Instructions to follow: The records below are to be quoted in full; please keep every word exact.

Materials provided:
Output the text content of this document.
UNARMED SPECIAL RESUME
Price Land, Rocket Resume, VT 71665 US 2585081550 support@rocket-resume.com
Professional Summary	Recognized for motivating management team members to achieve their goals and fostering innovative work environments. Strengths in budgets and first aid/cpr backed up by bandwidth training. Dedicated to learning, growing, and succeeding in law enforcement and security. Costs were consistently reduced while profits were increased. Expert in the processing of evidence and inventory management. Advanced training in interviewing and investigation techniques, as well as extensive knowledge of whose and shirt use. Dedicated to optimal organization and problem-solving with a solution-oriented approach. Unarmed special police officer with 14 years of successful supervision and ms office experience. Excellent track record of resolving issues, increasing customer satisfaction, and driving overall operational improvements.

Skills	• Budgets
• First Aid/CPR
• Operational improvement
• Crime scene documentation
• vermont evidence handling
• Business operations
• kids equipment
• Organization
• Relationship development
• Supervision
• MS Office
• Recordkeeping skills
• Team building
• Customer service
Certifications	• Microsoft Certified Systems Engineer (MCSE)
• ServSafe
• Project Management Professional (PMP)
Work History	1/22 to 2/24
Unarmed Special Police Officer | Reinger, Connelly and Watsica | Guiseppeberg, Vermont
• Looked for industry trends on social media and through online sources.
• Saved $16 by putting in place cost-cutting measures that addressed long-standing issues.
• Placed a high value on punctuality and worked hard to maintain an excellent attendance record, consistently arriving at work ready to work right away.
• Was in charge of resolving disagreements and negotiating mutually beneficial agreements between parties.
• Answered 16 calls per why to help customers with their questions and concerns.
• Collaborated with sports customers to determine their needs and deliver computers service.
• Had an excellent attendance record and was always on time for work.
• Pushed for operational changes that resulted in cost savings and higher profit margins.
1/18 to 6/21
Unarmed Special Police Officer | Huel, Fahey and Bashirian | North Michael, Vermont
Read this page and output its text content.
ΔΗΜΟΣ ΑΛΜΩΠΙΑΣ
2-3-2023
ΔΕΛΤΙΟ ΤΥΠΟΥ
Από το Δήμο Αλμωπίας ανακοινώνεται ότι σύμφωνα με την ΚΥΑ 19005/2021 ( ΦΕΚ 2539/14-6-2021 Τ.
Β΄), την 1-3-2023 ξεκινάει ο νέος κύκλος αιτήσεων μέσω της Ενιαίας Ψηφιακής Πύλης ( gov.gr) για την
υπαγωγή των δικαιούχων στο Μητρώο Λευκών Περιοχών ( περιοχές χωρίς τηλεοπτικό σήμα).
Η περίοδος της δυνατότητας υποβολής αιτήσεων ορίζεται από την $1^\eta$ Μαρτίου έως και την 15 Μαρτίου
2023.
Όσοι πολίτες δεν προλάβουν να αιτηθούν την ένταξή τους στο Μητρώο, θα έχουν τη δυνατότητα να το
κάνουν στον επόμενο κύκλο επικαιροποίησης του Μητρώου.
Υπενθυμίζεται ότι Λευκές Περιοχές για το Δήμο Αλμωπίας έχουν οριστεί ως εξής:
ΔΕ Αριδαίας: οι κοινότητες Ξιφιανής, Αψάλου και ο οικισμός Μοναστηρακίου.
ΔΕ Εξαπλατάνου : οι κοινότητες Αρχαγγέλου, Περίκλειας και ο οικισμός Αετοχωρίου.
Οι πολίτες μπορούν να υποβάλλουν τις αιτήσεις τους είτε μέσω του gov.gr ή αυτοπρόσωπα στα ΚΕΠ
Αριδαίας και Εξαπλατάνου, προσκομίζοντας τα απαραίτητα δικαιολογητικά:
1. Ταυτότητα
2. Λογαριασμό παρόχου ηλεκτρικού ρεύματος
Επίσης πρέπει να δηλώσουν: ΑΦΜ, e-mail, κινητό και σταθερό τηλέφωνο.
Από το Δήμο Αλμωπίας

Response to the exercise:
Output the text content of this document.
UNARMED SPECIAL RESUME
Price Land, Rocket Resume, VT 71665 US 2585081550 support@rocket-resume.com
Professional Summary	Recognized for motivating management team members to achieve their goals and fostering innovative work environments. Strengths in budgets and first aid/cpr backed up by bandwidth training. Dedicated to learning, growing, and succeeding in law enforcement and security. Costs were consistently reduced while profits were increased. Expert in the processing of evidence and inventory management. Advanced training in interviewing and investigation techniques, as well as extensive knowledge of whose and shirt use. Dedicated to optimal organization and problem-solving with a solution-oriented approach. Unarmed special police officer with 14 years of successful supervision and ms office experience. Excellent track record of resolving issues, increasing customer satisfaction, and driving overall operational improvements.

Skills	• Budgets
• First Aid/CPR
• Operational improvement
• Crime scene documentation
• vermont evidence handling
• Business operations
• kids equipment
• Organization
• Relationship development
• Supervision
• MS Office
• Recordkeeping skills
• Team building
• Customer service
Certifications	• Microsoft Certified Systems Engineer (MCSE)
• ServSafe
• Project Management Professional (PMP)
Work History	1/22 to 2/24
Unarmed Special Police Officer | Reinger, Connelly and Watsica | Guiseppeberg, Vermont
• Looked for industry trends on social media and through online sources.
• Saved $16 by putting in place cost-cutting measures that addressed long-standing issues.
• Placed a high value on punctuality and worked hard to maintain an excellent attendance record, consistently arriving at work ready to work right away.
• Was in charge of resolving disagreements and negotiating mutually beneficial agreements between parties.
• Answered 16 calls per why to help customers with their questions and concerns.
• Collaborated with sports customers to determine their needs and deliver computers service.
• Had an excellent attendance record and was always on time for work.
• Pushed for operational changes that resulted in cost savings and higher profit margins.
1/18 to 6/21
Unarmed Special Police Officer | Huel, Fahey and Bashirian | North Michael, Vermont
Read this page and output its text content.
ΔΗΜΟΣ ΑΛΜΩΠΙΑΣ
2-3-2023
ΔΕΛΤΙΟ ΤΥΠΟΥ
Από το Δήμο Αλμωπίας ανακοινώνεται ότι σύμφωνα με την ΚΥΑ 19005/2021 ( ΦΕΚ 2539/14-6-2021 Τ.
Β΄), την 1-3-2023 ξεκινάει ο νέος κύκλος αιτήσεων μέσω της Ενιαίας Ψηφιακής Πύλης ( gov.gr) για την
υπαγωγή των δικαιούχων στο Μητρώο Λευκών Περιοχών ( περιοχές χωρίς τηλεοπτικό σήμα).
Η περίοδος της δυνατότητας υποβολής αιτήσεων ορίζεται από την $1^\eta$ Μαρτίου έως και την 15 Μαρτίου
2023.
Όσοι πολίτες δεν προλάβουν να αιτηθούν την ένταξή τους στο Μητρώο, θα έχουν τη δυνατότητα να το
κάνουν στον επόμενο κύκλο επικαιροποίησης του Μητρώου.
Υπενθυμίζεται ότι Λευκές Περιοχές για το Δήμο Αλμωπίας έχουν οριστεί ως εξής:
ΔΕ Αριδαίας: οι κοινότητες Ξιφιανής, Αψάλου και ο οικισμός Μοναστηρακίου.
ΔΕ Εξαπλατάνου : οι κοινότητες Αρχαγγέλου, Περίκλειας και ο οικισμός Αετοχωρίου.
Οι πολίτες μπορούν να υποβάλλουν τις αιτήσεις τους είτε μέσω του gov.gr ή αυτοπρόσωπα στα ΚΕΠ
Αριδαίας και Εξαπλατάνου, προσκομίζοντας τα απαραίτητα δικαιολογητικά:
1. Ταυτότητα
2. Λογαριασμό παρόχου ηλεκτρικού ρεύματος
Επίσης πρέπει να δηλώσουν: ΑΦΜ, e-mail, κινητό και σταθερό τηλέφωνο.
Από το Δήμο Αλμωπίας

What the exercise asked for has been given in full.